> _Challenge 1_
Repeat the passage on women in engineering from "Freeland acknowledges the" to "and community engagement.".
> _Challenge 2_
Answer these from the passage on women in engineering:
(a) In which building does Freeland say it is an honor to study?
(b) What is Whitney Gaskins's title in the College of Engineering and Applied Science?
(c) Which college program did Gaskins revamp to increase student support and retention?
> _Challenge 3_
Does each statement agree with the passage on women in engineering? Answer yes or no, and quote the words that decide it.
(a) Freeland says the first seven women blazed a trail at Baldwin Hall.
(b) The college's summer camps are held only for women of color.
(c) Gaskins says research shows many women want a career that helps people.

> _Source document_
Freeland acknowledges the pioneers who paved the way for students like her.
“To study engineering is a challenge within itself, but pursuing it in the face of discrimination requires true grit and perseverance to succeed,” she says. “It is an honor to study in Baldwin Hall, where those first seven women blazed the trail for students like me and women around the globe. It's a daily reminder of how far women have come, and I'm honored to be a part of the movement that the University of Cincinnati continues to lead.”
Tackling today’s inclusion challenges
UC continues to seek to overturn obstacles within education, according to Whitney Gaskins, College of Engineering and Applied Science (CEAS) assistant dean of inclusive excellence and community engagement.
“When we research why women aren’t choosing engineering, we find that a lot of women want to be in a career that helps people,” says Gaskins, adding that the college and university must help reframe perceptions about the field.
“At its core, engineering is all about helping people. The whole goal is to make everyone’s lives easier, more convenient, and there are so many areas you can do that work. We fix problems and make the world a better place.”
That’s why Gaskins and her colleagues in CEAS have made K-12 outreach a priority. In her role as assistant dean, Gaskins has revamped the college’s summer bridge program to increase student support and retention, as well as developed and strengthened partnerships with local area school districts. The college holds summer camps for women in engineering and applied sciences, as well as for women of color, and the college’s Women in Engineering organization holds regular programming to provide support for current students.
“I’m thankful that we work at a university that believes so strongly in providing opportunities for women, and we’re continuing to pave the way,” Gaskins says.

> _Source material_

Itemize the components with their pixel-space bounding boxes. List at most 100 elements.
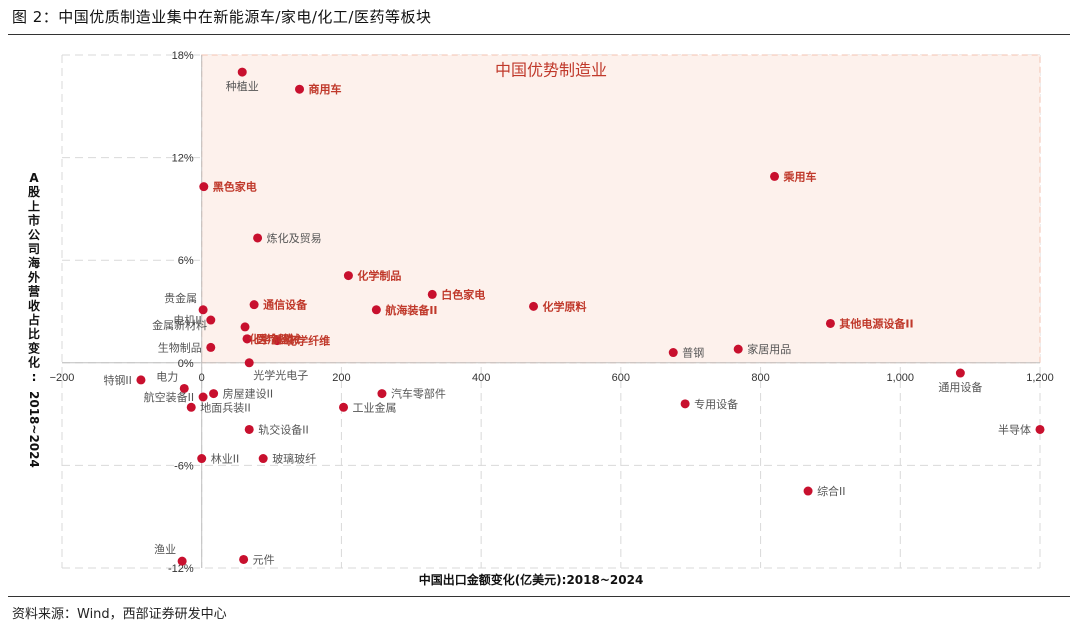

> _Task answer 1_
Freeland acknowledges the pioneers who paved the way for students like her.
“To study engineering is a challenge within itself, but pursuing it in the face of discrimination requires true grit and perseverance to succeed,” she says. “It is an honor to study in Baldwin Hall, where those first seven women blazed the trail for students like me and women around the globe. It's a daily reminder of how far women have come, and I'm honored to be a part of the movement that the University of Cincinnati continues to lead.”
Tackling today’s inclusion challenges
UC continues to seek to overturn obstacles within education, according to Whitney Gaskins, College of Engineering and Applied Science (CEAS) assistant dean of inclusive excellence and community engagement.

> _Task answer 2_
(a) Baldwin Hall.
(b) Assistant dean of inclusive excellence and community engagement.
(c) The college's summer bridge program.

> _Task answer 3_
(a) Yes: "where those first seven women blazed the trail for students like me"
(b) No: "The college holds summer camps for women in engineering and applied sciences, as well as for women of color"
(c) Yes: "we find that a lot of women want to be in a career that helps people"